* TASK PROMPT *
Retype all material exactly. Pictures stay out of the copy.

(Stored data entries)
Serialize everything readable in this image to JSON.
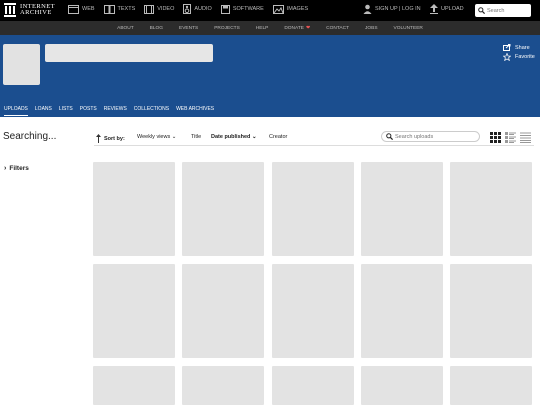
{
  "topbar": {
    "logo_line1": "INTERNET",
    "logo_line2": "ARCHIVE",
    "media": [
      {
        "label": "WEB",
        "icon": "web-icon"
      },
      {
        "label": "TEXTS",
        "icon": "book-icon"
      },
      {
        "label": "VIDEO",
        "icon": "film-icon"
      },
      {
        "label": "AUDIO",
        "icon": "speaker-icon"
      },
      {
        "label": "SOFTWARE",
        "icon": "floppy-icon"
      },
      {
        "label": "IMAGES",
        "icon": "image-icon"
      }
    ],
    "auth_label": "SIGN UP | LOG IN",
    "upload_label": "UPLOAD",
    "search_placeholder": "Search"
  },
  "subnav": {
    "items": [
      "ABOUT",
      "BLOG",
      "EVENTS",
      "PROJECTS",
      "HELP",
      "DONATE",
      "CONTACT",
      "JOBS",
      "VOLUNTEER"
    ]
  },
  "banner": {
    "share_label": "Share",
    "favorite_label": "Favorite",
    "tabs": [
      "UPLOADS",
      "LOANS",
      "LISTS",
      "POSTS",
      "REVIEWS",
      "COLLECTIONS",
      "WEB ARCHIVES"
    ],
    "active_tab": "UPLOADS"
  },
  "sidebar": {
    "status": "Searching...",
    "filters_label": "Filters"
  },
  "sortbar": {
    "label": "Sort by:",
    "options": [
      "Weekly views",
      "Title",
      "Date published",
      "Creator"
    ],
    "search_placeholder": "Search uploads"
  },
  "colors": {
    "banner": "#1b4e8f",
    "topbar": "#000000",
    "subnav": "#2c2c2c",
    "tile": "#e3e3e3"
  }
}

* FINAL RESULT *
Serialize everything readable in this image to JSON.
{
  "topbar": {
    "logo_line1": "INTERNET",
    "logo_line2": "ARCHIVE",
    "media": [
      {
        "label": "WEB",
        "icon": "web-icon"
      },
      {
        "label": "TEXTS",
        "icon": "book-icon"
      },
      {
        "label": "VIDEO",
        "icon": "film-icon"
      },
      {
        "label": "AUDIO",
        "icon": "speaker-icon"
      },
      {
        "label": "SOFTWARE",
        "icon": "floppy-icon"
      },
      {
        "label": "IMAGES",
        "icon": "image-icon"
      }
    ],
    "auth_label": "SIGN UP | LOG IN",
    "upload_label": "UPLOAD",
    "search_placeholder": "Search"
  },
  "subnav": {
    "items": [
      "ABOUT",
      "BLOG",
      "EVENTS",
      "PROJECTS",
      "HELP",
      "DONATE",
      "CONTACT",
      "JOBS",
      "VOLUNTEER"
    ]
  },
  "banner": {
    "share_label": "Share",
    "favorite_label": "Favorite",
    "tabs": [
      "UPLOADS",
      "LOANS",
      "LISTS",
      "POSTS",
      "REVIEWS",
      "COLLECTIONS",
      "WEB ARCHIVES"
    ],
    "active_tab": "UPLOADS"
  },
  "sidebar": {
    "status": "Searching...",
    "filters_label": "Filters"
  },
  "sortbar": {
    "label": "Sort by:",
    "options": [
      "Weekly views",
      "Title",
      "Date published",
      "Creator"
    ],
    "search_placeholder": "Search uploads"
  },
  "colors": {
    "banner": "#1b4e8f",
    "topbar": "#000000",
    "subnav": "#2c2c2c",
    "tile": "#e3e3e3"
  }
}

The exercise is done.